Dataset items:
(begin)

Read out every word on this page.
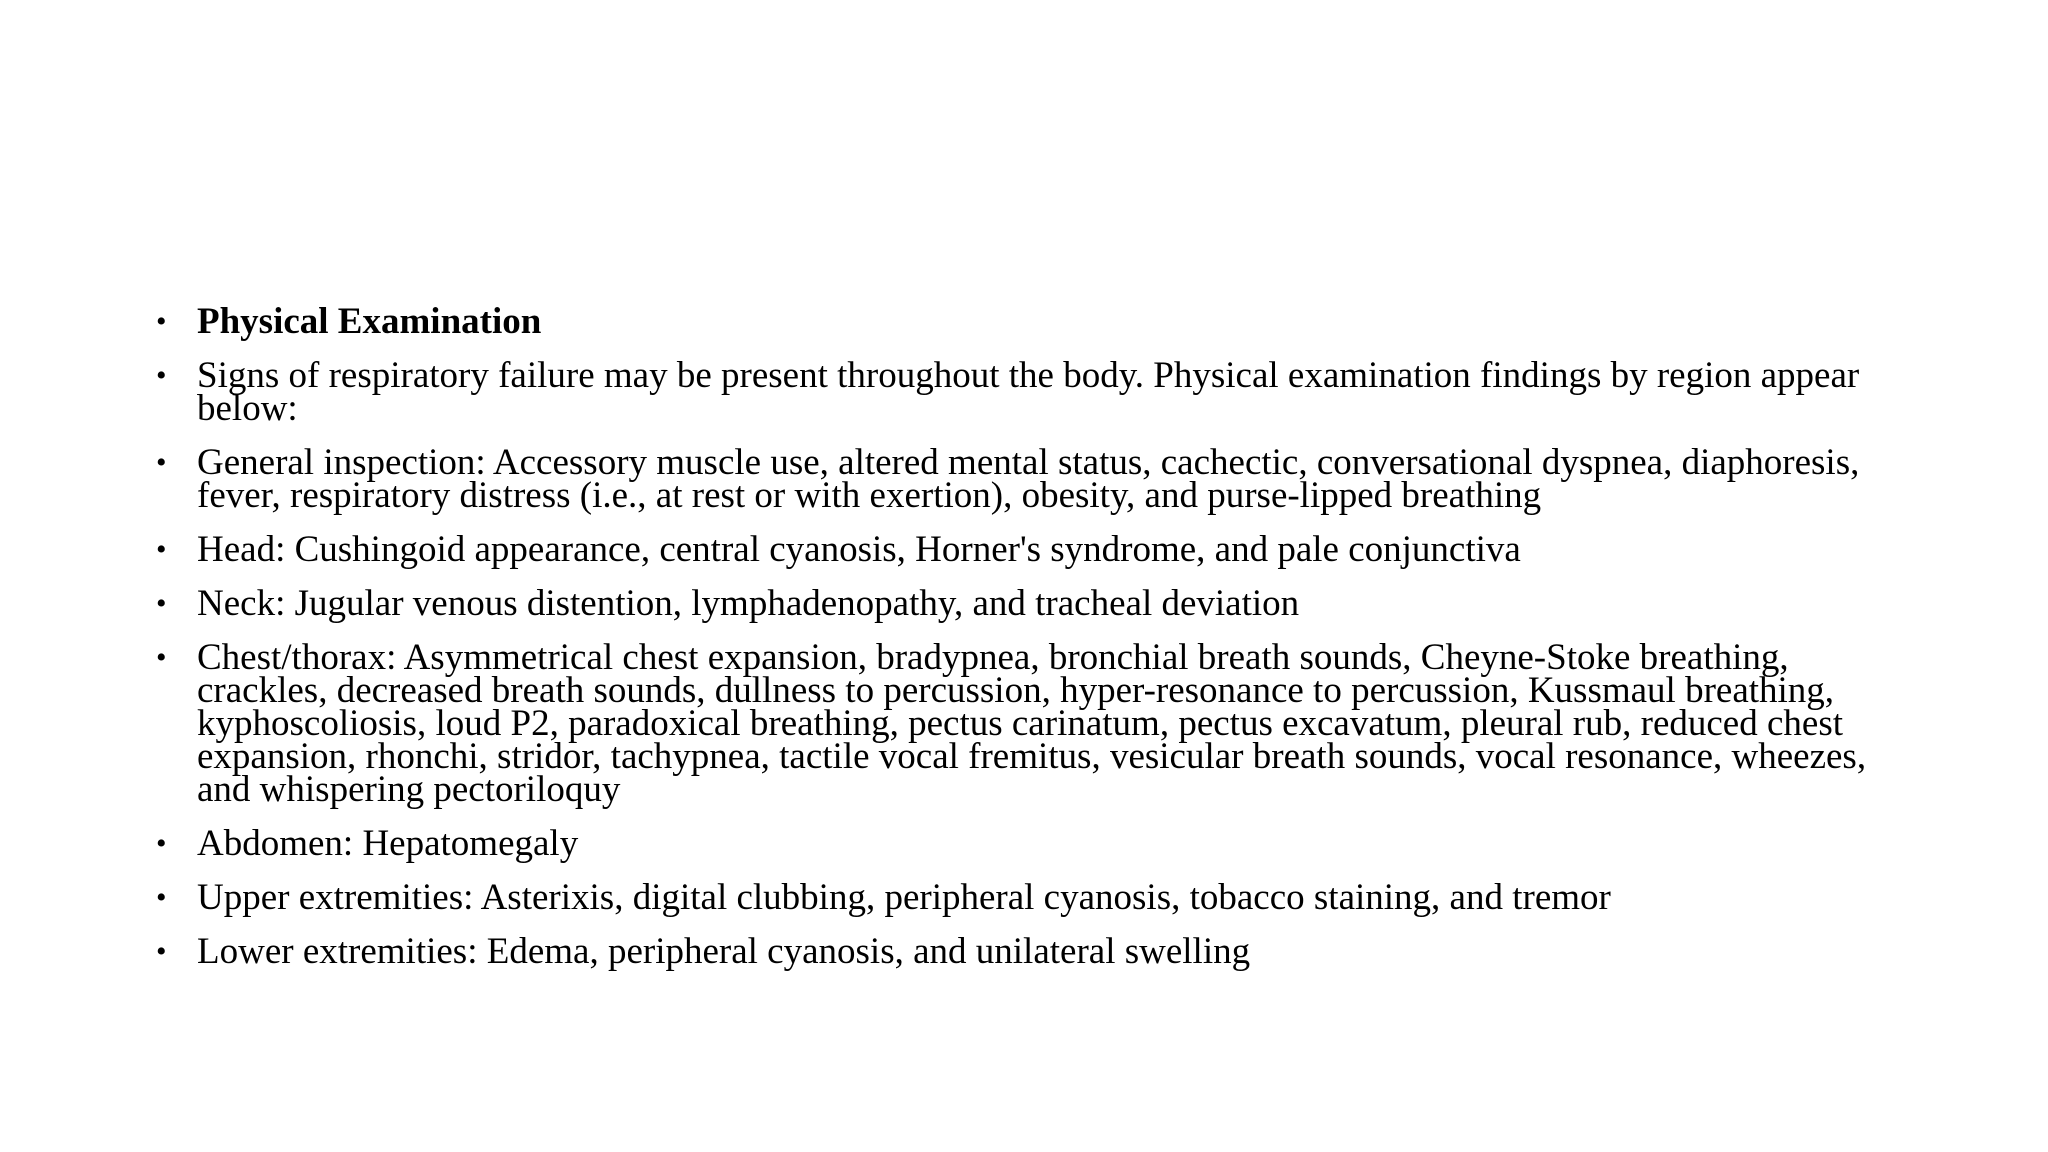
• Physical Examination
• Signs of respiratory failure may be present throughout the body. Physical examination findings by region appear below:
• General inspection: Accessory muscle use, altered mental status, cachectic, conversational dyspnea, diaphoresis, fever, respiratory distress (i.e., at rest or with exertion), obesity, and purse-lipped breathing
• Head: Cushingoid appearance, central cyanosis, Horner's syndrome, and pale conjunctiva
• Neck: Jugular venous distention, lymphadenopathy, and tracheal deviation
• Chest/thorax: Asymmetrical chest expansion, bradypnea, bronchial breath sounds, Cheyne-Stoke breathing, crackles, decreased breath sounds, dullness to percussion, hyper-resonance to percussion, Kussmaul breathing, kyphoscoliosis, loud P2, paradoxical breathing, pectus carinatum, pectus excavatum, pleural rub, reduced chest expansion, rhonchi, stridor, tachypnea, tactile vocal fremitus, vesicular breath sounds, vocal resonance, wheezes, and whispering pectoriloquy
• Abdomen: Hepatomegaly
• Upper extremities: Asterixis, digital clubbing, peripheral cyanosis, tobacco staining, and tremor
• Lower extremities: Edema, peripheral cyanosis, and unilateral swelling
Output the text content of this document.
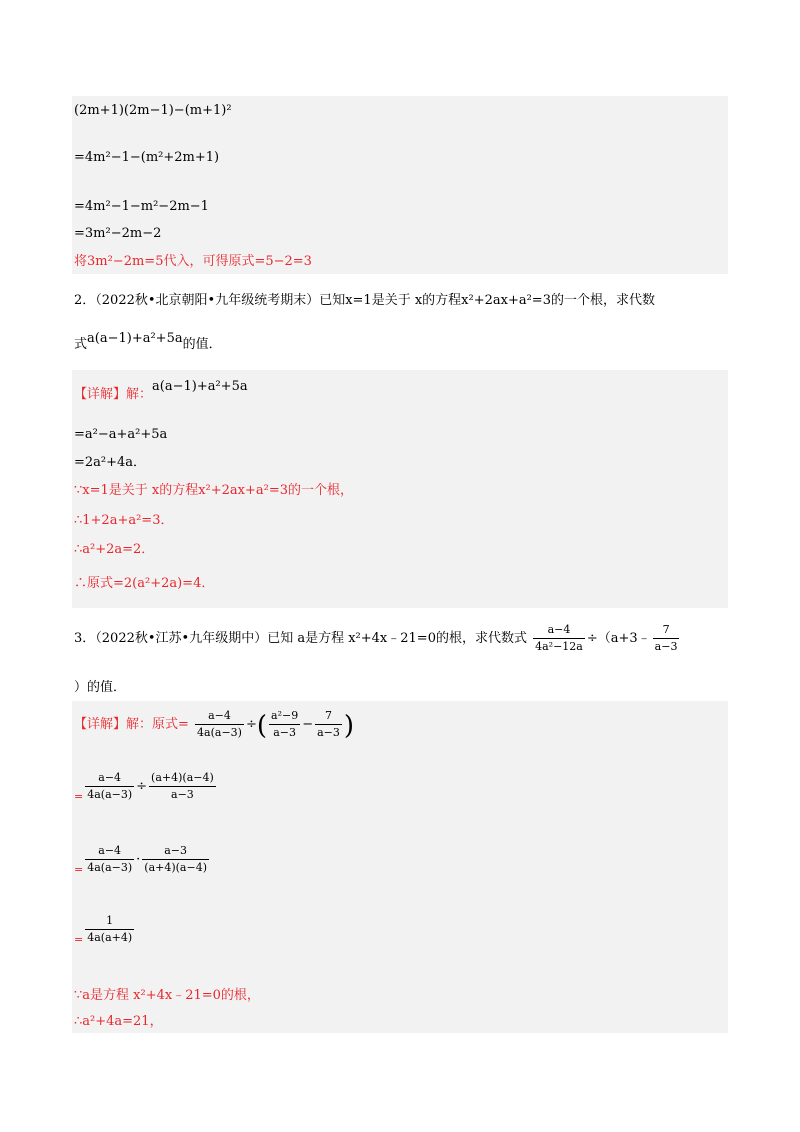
(2m+1)(2m−1)−(m+1)²
=4m²−1−(m²+2m+1)
=4m²−1−m²−2m−1
=3m²−2m−2
将3m²−2m=5代入，可得原式=5−2=3
2．（2022秋•北京朝阳•九年级统考期末）已知x=1是关于 x的方程x²+2ax+a²=3的一个根，求代数
式a(a−1)+a²+5a的值．
【详解】解：a(a−1)+a²+5a
=a²−a+a²+5a
=2a²+4a．
∵x=1是关于 x的方程x²+2ax+a²=3的一个根，
∴1+2a+a²=3．
∴a²+2a=2．
∴原式=2(a²+2a)=4．
3．（2022秋•江苏•九年级期中）已知 a是方程 x²+4x﹣21=0的根，求代数式 $\frac{a-4}{\text{4a²−12a}}$ ÷（a+3﹣ $\frac{7}{a-3}$
）的值．
【详解】解：原式= $\frac{a-4}{4a(a-3)}$ ÷( $\frac{\text{a²−9}}{a-3} - \frac{7}{a-3}$ )
$_= \frac{a-4}{4a(a-3)} \div \frac{(a+4)(a-4)}{a-3}$
$_= \frac{a-4}{4a(a-3)} \cdot \frac{a-3}{(a+4)(a-4)}$
$_= \frac{1}{4a(a+4)}$
∵a是方程 x²+4x﹣21=0的根，
∴a²+4a=21，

(end)

Copy each line of the records precisely and drop any images they hold.

FULL RESPONSE>
Read out every word on this page.
• Physical Examination
• Signs of respiratory failure may be present throughout the body. Physical examination findings by region appear below:
• General inspection: Accessory muscle use, altered mental status, cachectic, conversational dyspnea, diaphoresis, fever, respiratory distress (i.e., at rest or with exertion), obesity, and purse-lipped breathing
• Head: Cushingoid appearance, central cyanosis, Horner's syndrome, and pale conjunctiva
• Neck: Jugular venous distention, lymphadenopathy, and tracheal deviation
• Chest/thorax: Asymmetrical chest expansion, bradypnea, bronchial breath sounds, Cheyne-Stoke breathing, crackles, decreased breath sounds, dullness to percussion, hyper-resonance to percussion, Kussmaul breathing, kyphoscoliosis, loud P2, paradoxical breathing, pectus carinatum, pectus excavatum, pleural rub, reduced chest expansion, rhonchi, stridor, tachypnea, tactile vocal fremitus, vesicular breath sounds, vocal resonance, wheezes, and whispering pectoriloquy
• Abdomen: Hepatomegaly
• Upper extremities: Asterixis, digital clubbing, peripheral cyanosis, tobacco staining, and tremor
• Lower extremities: Edema, peripheral cyanosis, and unilateral swelling
Output the text content of this document.
(2m+1)(2m−1)−(m+1)²
=4m²−1−(m²+2m+1)
=4m²−1−m²−2m−1
=3m²−2m−2
将3m²−2m=5代入，可得原式=5−2=3
2．（2022秋•北京朝阳•九年级统考期末）已知x=1是关于 x的方程x²+2ax+a²=3的一个根，求代数
式a(a−1)+a²+5a的值．
【详解】解：a(a−1)+a²+5a
=a²−a+a²+5a
=2a²+4a．
∵x=1是关于 x的方程x²+2ax+a²=3的一个根，
∴1+2a+a²=3．
∴a²+2a=2．
∴原式=2(a²+2a)=4．
3．（2022秋•江苏•九年级期中）已知 a是方程 x²+4x﹣21=0的根，求代数式 $\frac{a-4}{\text{4a²−12a}}$ ÷（a+3﹣ $\frac{7}{a-3}$
）的值．
【详解】解：原式= $\frac{a-4}{4a(a-3)}$ ÷( $\frac{\text{a²−9}}{a-3} - \frac{7}{a-3}$ )
$_= \frac{a-4}{4a(a-3)} \div \frac{(a+4)(a-4)}{a-3}$
$_= \frac{a-4}{4a(a-3)} \cdot \frac{a-3}{(a+4)(a-4)}$
$_= \frac{1}{4a(a+4)}$
∵a是方程 x²+4x﹣21=0的根，
∴a²+4a=21，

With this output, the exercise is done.